_Directive_:
Could you give each line of the rows below as a JSON list of strings, one string per line and no blank lines? Leave the pictures out of the answer.

+++ Input rows

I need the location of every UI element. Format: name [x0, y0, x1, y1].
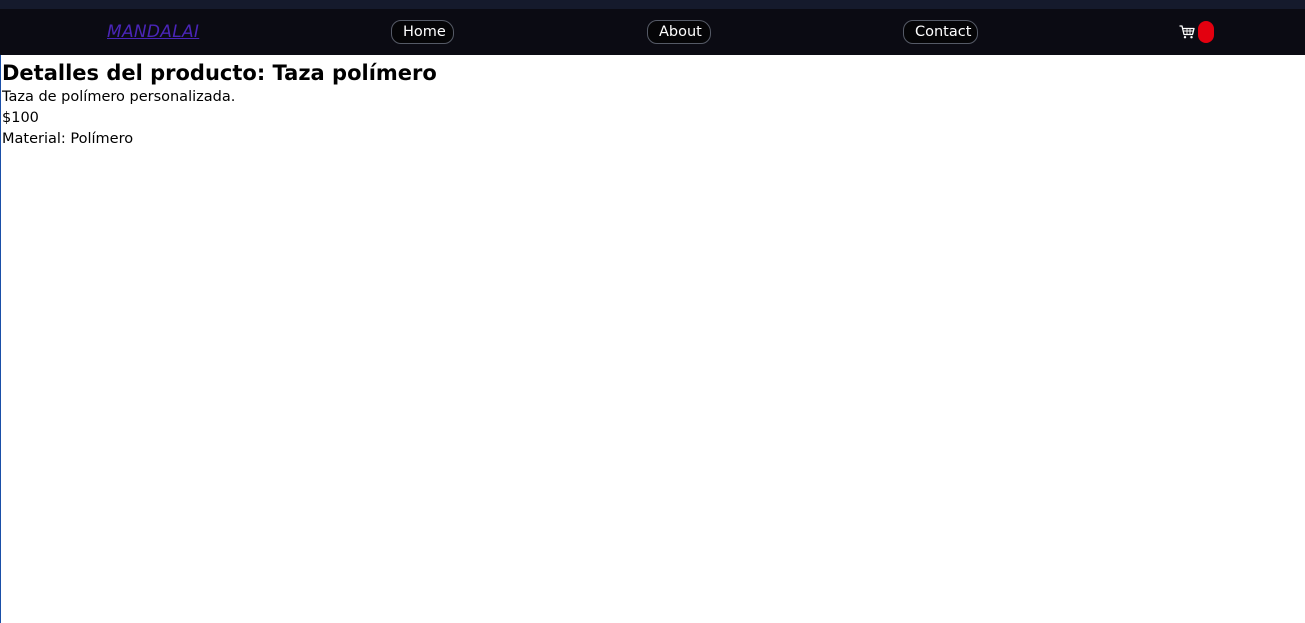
product-description: Taza de polímero personalizada.	[2, 89, 236, 105]
cart-icon	[1179, 25, 1195, 39]
window-left-border	[0, 55, 1, 623]
page-title: Detalles del producto: Taza polímero	[2, 61, 437, 85]
nav-home-button[interactable]: Home	[391, 20, 454, 44]
navbar: MANDALAI Home About Contact	[0, 9, 1305, 55]
product-details: Detalles del producto: Taza polímero Taz…	[2, 59, 437, 150]
product-price: $100	[2, 110, 39, 126]
nav-about-button[interactable]: About	[647, 20, 711, 44]
product-material: Material: Polímero	[2, 131, 134, 147]
brand-logo-link[interactable]: MANDALAI	[107, 22, 199, 42]
cart-count-badge	[1198, 21, 1214, 43]
nav-contact-button[interactable]: Contact	[903, 20, 978, 44]
window-top-strip	[0, 0, 1305, 9]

++++++

_The reply_:
[
  "I need the location of every UI element. Format: name [x0, y0, x1, y1].",
  "product-description: Taza de polímero personalizada.\t[2, 89, 236, 105]",
  "cart-icon\t[1179, 25, 1195, 39]",
  "window-left-border\t[0, 55, 1, 623]",
  "page-title: Detalles del producto: Taza polímero\t[2, 61, 437, 85]",
  "nav-home-button[interactable]: Home\t[391, 20, 454, 44]",
  "navbar: MANDALAI Home About Contact\t[0, 9, 1305, 55]",
  "product-details: Detalles del producto: Taza polímero Taz…\t[2, 59, 437, 150]",
  "product-price: $100\t[2, 110, 39, 126]",
  "nav-about-button[interactable]: About\t[647, 20, 711, 44]",
  "product-material: Material: Polímero\t[2, 131, 134, 147]",
  "brand-logo-link[interactable]: MANDALAI\t[107, 22, 199, 42]",
  "cart-count-badge\t[1198, 21, 1214, 43]",
  "nav-contact-button[interactable]: Contact\t[903, 20, 978, 44]",
  "window-top-strip\t[0, 0, 1305, 9]"
]